Give the number of lines in the listing below that include the word "JSON", with nothing more.

Data items
— BEGIN —

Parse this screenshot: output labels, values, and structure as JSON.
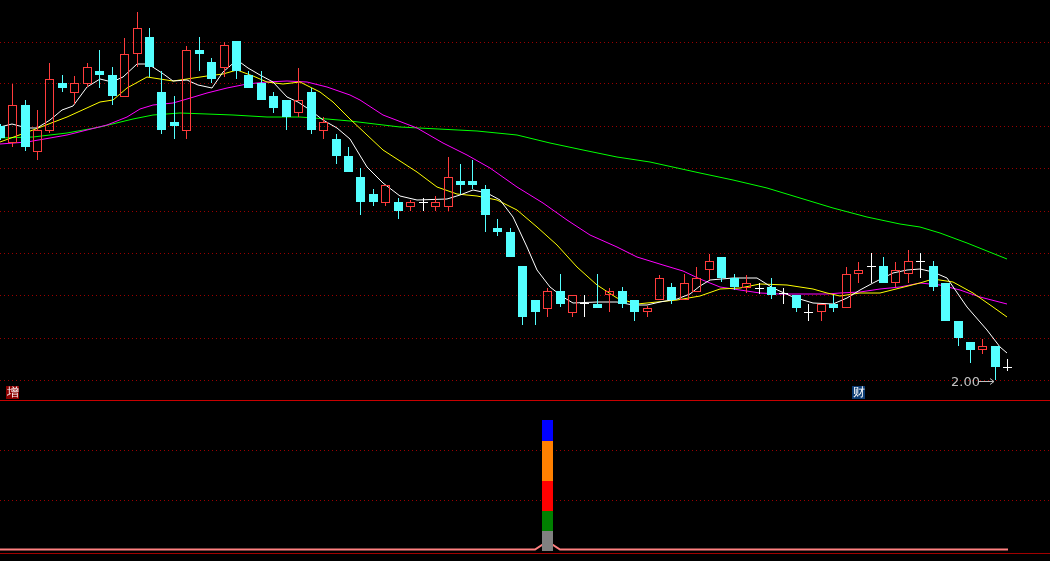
{
  "price_chart": {
    "event_badges": [
      {
        "label": "增",
        "color": "#8b0000"
      },
      {
        "label": "财",
        "color": "#0b3b73"
      }
    ],
    "low_price_label": "2.00"
  }
}
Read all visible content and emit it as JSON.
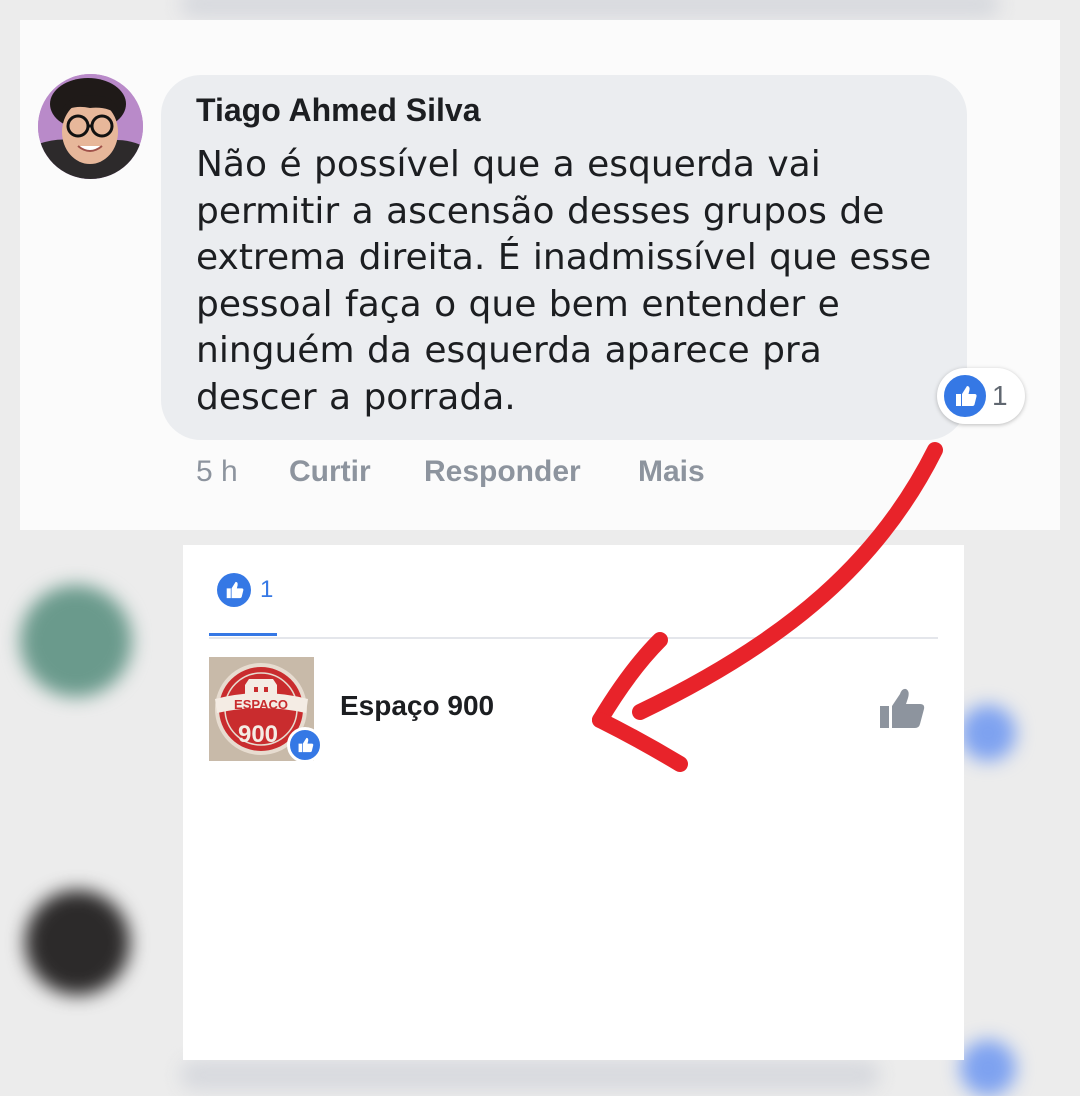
{
  "comment": {
    "author": "Tiago Ahmed Silva",
    "text": "Não é possível que a esquerda vai permitir a ascensão desses grupos de extrema direita. É inadmissível que esse pessoal faça o que bem entender e ninguém da esquerda aparece pra descer a porrada.",
    "reaction_count": "1",
    "actions": {
      "time": "5 h",
      "like": "Curtir",
      "reply": "Responder",
      "more": "Mais"
    }
  },
  "reactions_panel": {
    "tab_count": "1",
    "reactor": {
      "name": "Espaço 900",
      "logo_top": "ESPAÇO",
      "logo_bottom": "900"
    }
  },
  "colors": {
    "accent": "#3578e5",
    "annotation_arrow": "#e8232a",
    "bubble": "#ebedf0",
    "muted_text": "#8d949e"
  }
}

— END —

* **Output below**: 2